> _Exercise task a_
Please copy the records exactly, from the start of the records through the line that contains "y-tick-label: -1.75 <box>112", and nothing else.

> _Extracted text_
--- --- ---
A. Notwithstanding any provisions of law to the contrary, a natural gas utility may file a SAVE plan as provided in this chapter. Such a plan shall provide for a timeline for completion of the proposed eligible infrastructure replacement projects, the estimated costs of the proposed eligible infrastructure projects, and a schedule for recovery of the related eligible infrastructure replacement costs through the SAVE rider, and demonstrate that the plan is prudent and reasonable. Such a plan may also include an enhanced leak detection and repair program, which shall include a description and an estimate of the associated enhanced leak detection and repair program costs. The Commission may approve such a plan after such notice and opportunity for hearing as the Commission may prescribe, subject to the provisions of this chapter.
B. The Commission shall approve or deny, within 180 days, a natural gas utility's initial application for a SAVE plan. A plan filed pursuant to this section shall not require the filing of rate case schedules. The Commission shall approve or deny, within 120 days, a natural gas utility's application to amend a previously approved plan. If the Commission denies such a plan or amendment, it shall set forth with specificity the reasons for such denial, and the utility shall have the right to refile, without prejudice, an amended plan or amendment within 60 days, and the Commission shall thereafter have 60 days to approve or deny the amended plan or amendment. The time period for Commission review provided for in this subsection shall not apply if the SAVE plan is filed in conjunction with a rate case using the cost of service methodology set forth in §56-235.2, or a performance-based regulation plan authorized by §56-235.6.
C. Any SAVE plan and any SAVE rider that is submitted to and approved by the Commission shall be allocated and charged in accordance with appropriate cost causation principles in order to avoid any undue cross-subsidization between rate classes.
D. No other revenue requirement or ratemaking issues may be examined in consideration of the application filed pursuant to the provisions of this chapter.
E. At the end of each 12-month period the SAVE rider is in effect, the natural gas utility shall reconcile the difference between the recognized eligible infrastructure replacement costs and the amounts recovered under the SAVE rider, and shall submit the reconciliation and a proposed SAVE rider adjustment to the Commission to recover or refund the difference, as appropriate, through an adjustment to the SAVE rider. The Commission shall approve or deny, within 90 days, a natural gas utility's proposed SAVE rider adjustment.
F. A natural gas utility that has implemented a SAVE rider pursuant to this chapter shall file revised rate schedules to reset the SAVE rider to zero, when new base rates and charges that incorporate eligible infrastructure replacement costs previously reflected in the currently effective SAVE rider become effective for the natural gas utility, following a Commission order establishing customer rates in a rate case using the cost of service methodology set forth in §56-235.2, or a performance-based regulation plan authorized by §56-235.6.
G. Costs recovered pursuant to this chapter shall be in addition to all other costs that the natural gas utility is permitted to recover, shall not be considered an offset to other Commission-approved costs of service or revenue requirements, and shall not be included in any computation relative to a performance-based regulation plan revenue-sharing mechanism. Further, if the Commission approves (i) an updated weighted average cost of capital for use in calculating the return on investment, (ii) the carrying costs on the over- or under-recovery of the eligible infrastructure replacement costs, (iii) the allowance for funds used during construction, or (iv) any combination thereof, such weighted average cost of capital shall be used only for the purpose of the eligible infrastructure replacement costs for the SAVE rider and shall not be used for any purpose in any other proceeding.
--- --- ---
> _The data_

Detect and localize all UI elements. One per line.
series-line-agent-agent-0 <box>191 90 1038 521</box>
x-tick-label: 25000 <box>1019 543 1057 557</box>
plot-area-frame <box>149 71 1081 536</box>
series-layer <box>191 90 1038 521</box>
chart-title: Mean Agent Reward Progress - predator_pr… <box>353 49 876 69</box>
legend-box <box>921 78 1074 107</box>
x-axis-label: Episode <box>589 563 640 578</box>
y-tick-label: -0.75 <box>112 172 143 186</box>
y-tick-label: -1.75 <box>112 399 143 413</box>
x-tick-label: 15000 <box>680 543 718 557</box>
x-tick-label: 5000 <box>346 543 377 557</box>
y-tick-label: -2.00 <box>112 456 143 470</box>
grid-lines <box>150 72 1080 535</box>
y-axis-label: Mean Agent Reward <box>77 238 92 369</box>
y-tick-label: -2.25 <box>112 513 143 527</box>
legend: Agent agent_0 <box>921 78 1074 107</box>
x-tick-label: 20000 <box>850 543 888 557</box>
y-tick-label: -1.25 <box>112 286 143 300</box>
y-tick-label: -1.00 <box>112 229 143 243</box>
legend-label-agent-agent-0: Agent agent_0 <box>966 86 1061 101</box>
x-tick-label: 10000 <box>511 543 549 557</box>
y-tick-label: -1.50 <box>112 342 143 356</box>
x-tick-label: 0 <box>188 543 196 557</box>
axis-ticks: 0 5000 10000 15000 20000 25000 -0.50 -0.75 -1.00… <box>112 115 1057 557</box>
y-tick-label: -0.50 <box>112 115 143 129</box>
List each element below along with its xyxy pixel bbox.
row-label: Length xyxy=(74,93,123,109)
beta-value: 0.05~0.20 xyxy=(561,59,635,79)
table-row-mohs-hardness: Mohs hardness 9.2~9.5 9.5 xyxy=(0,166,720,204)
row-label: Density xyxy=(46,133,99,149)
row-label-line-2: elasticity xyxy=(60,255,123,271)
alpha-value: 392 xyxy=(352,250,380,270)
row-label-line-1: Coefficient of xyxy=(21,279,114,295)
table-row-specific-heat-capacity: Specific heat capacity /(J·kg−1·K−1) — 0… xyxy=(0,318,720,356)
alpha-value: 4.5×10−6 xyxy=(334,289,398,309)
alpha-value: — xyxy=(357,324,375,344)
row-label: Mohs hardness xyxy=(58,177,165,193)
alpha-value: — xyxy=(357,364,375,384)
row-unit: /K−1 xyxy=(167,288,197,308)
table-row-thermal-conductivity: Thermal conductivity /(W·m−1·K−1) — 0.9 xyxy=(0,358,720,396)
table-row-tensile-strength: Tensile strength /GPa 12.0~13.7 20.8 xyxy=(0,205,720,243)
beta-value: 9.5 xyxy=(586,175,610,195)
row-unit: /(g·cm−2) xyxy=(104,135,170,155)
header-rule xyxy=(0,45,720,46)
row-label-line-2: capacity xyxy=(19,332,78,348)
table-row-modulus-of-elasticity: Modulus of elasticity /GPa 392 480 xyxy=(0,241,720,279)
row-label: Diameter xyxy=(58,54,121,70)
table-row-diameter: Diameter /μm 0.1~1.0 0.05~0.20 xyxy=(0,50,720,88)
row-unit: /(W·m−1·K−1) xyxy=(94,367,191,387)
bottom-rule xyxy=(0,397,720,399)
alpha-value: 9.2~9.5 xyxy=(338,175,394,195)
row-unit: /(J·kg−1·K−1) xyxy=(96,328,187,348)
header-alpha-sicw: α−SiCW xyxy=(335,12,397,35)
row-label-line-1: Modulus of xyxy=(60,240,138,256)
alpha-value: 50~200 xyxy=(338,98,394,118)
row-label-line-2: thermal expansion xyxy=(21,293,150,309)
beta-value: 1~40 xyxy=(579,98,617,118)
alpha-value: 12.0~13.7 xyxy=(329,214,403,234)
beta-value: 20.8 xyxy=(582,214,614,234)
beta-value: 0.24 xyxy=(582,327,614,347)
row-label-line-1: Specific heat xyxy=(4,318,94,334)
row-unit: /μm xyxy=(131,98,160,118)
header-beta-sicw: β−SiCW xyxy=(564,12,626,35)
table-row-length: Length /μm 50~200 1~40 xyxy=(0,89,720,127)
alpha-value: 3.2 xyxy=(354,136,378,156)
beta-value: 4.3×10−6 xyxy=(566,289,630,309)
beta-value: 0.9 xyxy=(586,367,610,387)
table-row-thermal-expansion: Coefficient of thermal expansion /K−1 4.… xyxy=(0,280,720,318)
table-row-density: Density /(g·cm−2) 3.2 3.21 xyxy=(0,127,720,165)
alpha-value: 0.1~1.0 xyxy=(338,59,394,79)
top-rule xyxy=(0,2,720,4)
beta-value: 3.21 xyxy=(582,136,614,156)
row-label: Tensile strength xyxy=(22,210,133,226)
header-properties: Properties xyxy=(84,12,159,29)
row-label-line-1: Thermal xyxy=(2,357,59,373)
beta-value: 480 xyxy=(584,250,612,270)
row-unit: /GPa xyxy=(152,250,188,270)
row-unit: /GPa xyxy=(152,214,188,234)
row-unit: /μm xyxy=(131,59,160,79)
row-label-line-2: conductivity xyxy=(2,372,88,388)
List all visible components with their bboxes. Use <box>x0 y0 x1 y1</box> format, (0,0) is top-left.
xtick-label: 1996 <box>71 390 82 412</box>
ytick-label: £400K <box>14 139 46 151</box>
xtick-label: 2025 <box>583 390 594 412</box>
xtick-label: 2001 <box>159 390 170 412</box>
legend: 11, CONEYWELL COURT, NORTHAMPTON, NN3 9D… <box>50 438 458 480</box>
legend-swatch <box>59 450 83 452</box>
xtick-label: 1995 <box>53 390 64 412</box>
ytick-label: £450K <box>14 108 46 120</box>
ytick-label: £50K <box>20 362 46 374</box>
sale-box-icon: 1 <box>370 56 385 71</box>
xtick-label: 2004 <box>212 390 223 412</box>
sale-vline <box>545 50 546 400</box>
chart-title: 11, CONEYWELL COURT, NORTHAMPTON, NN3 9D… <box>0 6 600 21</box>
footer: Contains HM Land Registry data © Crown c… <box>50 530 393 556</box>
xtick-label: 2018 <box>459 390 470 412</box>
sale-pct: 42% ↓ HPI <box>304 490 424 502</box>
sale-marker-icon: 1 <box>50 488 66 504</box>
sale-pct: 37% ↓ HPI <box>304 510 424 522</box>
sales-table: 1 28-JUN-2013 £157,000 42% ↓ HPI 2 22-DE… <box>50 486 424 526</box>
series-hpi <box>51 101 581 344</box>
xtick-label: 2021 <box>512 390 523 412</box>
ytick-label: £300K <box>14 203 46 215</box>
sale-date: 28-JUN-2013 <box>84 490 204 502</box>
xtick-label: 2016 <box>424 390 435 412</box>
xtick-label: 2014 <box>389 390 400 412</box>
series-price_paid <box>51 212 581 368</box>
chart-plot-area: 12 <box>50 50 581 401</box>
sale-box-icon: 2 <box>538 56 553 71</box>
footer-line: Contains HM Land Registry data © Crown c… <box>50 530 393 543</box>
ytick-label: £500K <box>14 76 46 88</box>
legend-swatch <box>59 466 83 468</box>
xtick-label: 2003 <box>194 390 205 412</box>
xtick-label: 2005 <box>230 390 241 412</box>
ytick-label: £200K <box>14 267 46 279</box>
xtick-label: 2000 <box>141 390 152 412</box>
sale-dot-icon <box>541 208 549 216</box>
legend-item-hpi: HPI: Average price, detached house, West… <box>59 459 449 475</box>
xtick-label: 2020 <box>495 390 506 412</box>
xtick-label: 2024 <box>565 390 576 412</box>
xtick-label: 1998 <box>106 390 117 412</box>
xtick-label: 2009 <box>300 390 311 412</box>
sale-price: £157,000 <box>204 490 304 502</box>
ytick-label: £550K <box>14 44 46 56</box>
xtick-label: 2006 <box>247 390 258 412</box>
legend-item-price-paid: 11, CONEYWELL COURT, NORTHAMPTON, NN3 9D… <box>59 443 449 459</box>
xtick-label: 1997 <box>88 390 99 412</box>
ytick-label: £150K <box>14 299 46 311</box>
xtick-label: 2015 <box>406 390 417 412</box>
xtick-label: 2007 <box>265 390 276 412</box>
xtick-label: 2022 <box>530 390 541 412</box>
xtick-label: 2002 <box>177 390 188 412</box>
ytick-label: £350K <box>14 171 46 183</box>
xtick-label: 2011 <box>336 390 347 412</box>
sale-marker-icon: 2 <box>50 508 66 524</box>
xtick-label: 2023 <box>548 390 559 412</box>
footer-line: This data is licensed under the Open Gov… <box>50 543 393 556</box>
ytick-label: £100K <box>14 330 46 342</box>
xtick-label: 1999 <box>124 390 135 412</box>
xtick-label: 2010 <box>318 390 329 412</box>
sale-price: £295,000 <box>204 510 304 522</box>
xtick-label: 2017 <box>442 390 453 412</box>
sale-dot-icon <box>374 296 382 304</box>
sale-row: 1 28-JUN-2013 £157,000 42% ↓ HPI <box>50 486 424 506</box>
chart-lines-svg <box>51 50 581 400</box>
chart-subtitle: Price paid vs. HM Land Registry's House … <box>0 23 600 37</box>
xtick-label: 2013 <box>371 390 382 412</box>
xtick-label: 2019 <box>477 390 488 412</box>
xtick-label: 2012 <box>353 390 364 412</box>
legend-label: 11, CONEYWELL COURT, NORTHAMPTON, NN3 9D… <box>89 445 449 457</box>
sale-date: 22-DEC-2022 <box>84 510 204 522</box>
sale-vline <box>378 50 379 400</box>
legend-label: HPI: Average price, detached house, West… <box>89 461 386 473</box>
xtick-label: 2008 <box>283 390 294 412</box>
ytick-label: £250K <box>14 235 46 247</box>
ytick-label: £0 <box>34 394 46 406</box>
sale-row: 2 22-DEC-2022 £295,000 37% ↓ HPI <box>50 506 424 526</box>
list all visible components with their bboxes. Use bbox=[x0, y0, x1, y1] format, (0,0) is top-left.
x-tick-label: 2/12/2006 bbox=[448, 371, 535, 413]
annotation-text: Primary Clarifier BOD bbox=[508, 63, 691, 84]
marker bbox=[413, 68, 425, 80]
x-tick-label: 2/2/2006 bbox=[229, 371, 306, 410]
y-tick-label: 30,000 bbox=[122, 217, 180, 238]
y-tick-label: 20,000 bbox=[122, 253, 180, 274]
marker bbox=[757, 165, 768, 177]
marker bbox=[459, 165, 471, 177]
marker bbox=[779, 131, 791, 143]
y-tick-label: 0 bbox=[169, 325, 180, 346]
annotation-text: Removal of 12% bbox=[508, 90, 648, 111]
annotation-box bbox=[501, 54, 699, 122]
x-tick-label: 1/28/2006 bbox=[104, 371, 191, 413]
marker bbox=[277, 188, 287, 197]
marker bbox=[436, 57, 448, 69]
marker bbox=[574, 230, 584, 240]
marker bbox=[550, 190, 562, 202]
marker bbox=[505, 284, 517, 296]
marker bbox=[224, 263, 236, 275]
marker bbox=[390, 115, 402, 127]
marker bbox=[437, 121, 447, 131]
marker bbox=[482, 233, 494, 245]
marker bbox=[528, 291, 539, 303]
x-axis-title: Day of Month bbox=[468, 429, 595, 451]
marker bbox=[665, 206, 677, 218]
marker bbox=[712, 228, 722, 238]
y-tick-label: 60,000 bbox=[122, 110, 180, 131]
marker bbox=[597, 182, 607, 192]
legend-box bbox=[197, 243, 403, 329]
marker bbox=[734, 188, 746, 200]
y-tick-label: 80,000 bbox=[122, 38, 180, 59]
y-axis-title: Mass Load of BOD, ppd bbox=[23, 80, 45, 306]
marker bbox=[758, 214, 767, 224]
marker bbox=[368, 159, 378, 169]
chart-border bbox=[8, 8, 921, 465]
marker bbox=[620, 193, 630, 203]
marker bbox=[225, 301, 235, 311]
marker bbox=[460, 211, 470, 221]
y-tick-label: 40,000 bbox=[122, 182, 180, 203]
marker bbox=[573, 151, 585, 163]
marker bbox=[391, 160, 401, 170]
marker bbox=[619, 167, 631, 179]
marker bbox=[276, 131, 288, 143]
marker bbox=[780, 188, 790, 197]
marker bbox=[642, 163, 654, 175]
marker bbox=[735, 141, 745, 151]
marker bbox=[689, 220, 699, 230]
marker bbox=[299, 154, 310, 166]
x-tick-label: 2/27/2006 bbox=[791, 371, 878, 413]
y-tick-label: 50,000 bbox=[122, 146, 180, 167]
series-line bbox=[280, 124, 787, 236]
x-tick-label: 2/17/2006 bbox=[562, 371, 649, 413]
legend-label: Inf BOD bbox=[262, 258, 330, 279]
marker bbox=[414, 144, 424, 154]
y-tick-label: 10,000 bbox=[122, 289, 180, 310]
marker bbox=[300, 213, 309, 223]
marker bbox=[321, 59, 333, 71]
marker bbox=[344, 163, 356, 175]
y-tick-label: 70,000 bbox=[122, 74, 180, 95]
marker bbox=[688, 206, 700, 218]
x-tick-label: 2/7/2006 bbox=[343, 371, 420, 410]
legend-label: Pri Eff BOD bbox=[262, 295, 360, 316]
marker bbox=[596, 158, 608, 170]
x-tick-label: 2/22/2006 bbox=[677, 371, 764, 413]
--- --- ---
> _Exercise task b_
Rewrite the stretch of the SAVE plan text from "C. Any SAVE" through "pursuant to the provisions of this chapter.", replacing "rate classes" with "customer classes".

> _Written response a_
Detect and localize all UI elements. One per line.
series-line-agent-agent-0 <box>191 90 1038 521</box>
x-tick-label: 25000 <box>1019 543 1057 557</box>
plot-area-frame <box>149 71 1081 536</box>
series-layer <box>191 90 1038 521</box>
chart-title: Mean Agent Reward Progress - predator_pr… <box>353 49 876 69</box>
legend-box <box>921 78 1074 107</box>
x-axis-label: Episode <box>589 563 640 578</box>
y-tick-label: -0.75 <box>112 172 143 186</box>
y-tick-label: -1.75 <box>112 399 143 413</box>

> _Written response b_
C. Any SAVE plan and any SAVE rider that is submitted to and approved by the Commission shall be allocated and charged in accordance with appropriate cost causation principles in order to avoid any undue cross-subsidization between customer classes.
D. No other revenue requirement or ratemaking issues may be examined in consideration of the application filed pursuant to the provisions of this chapter.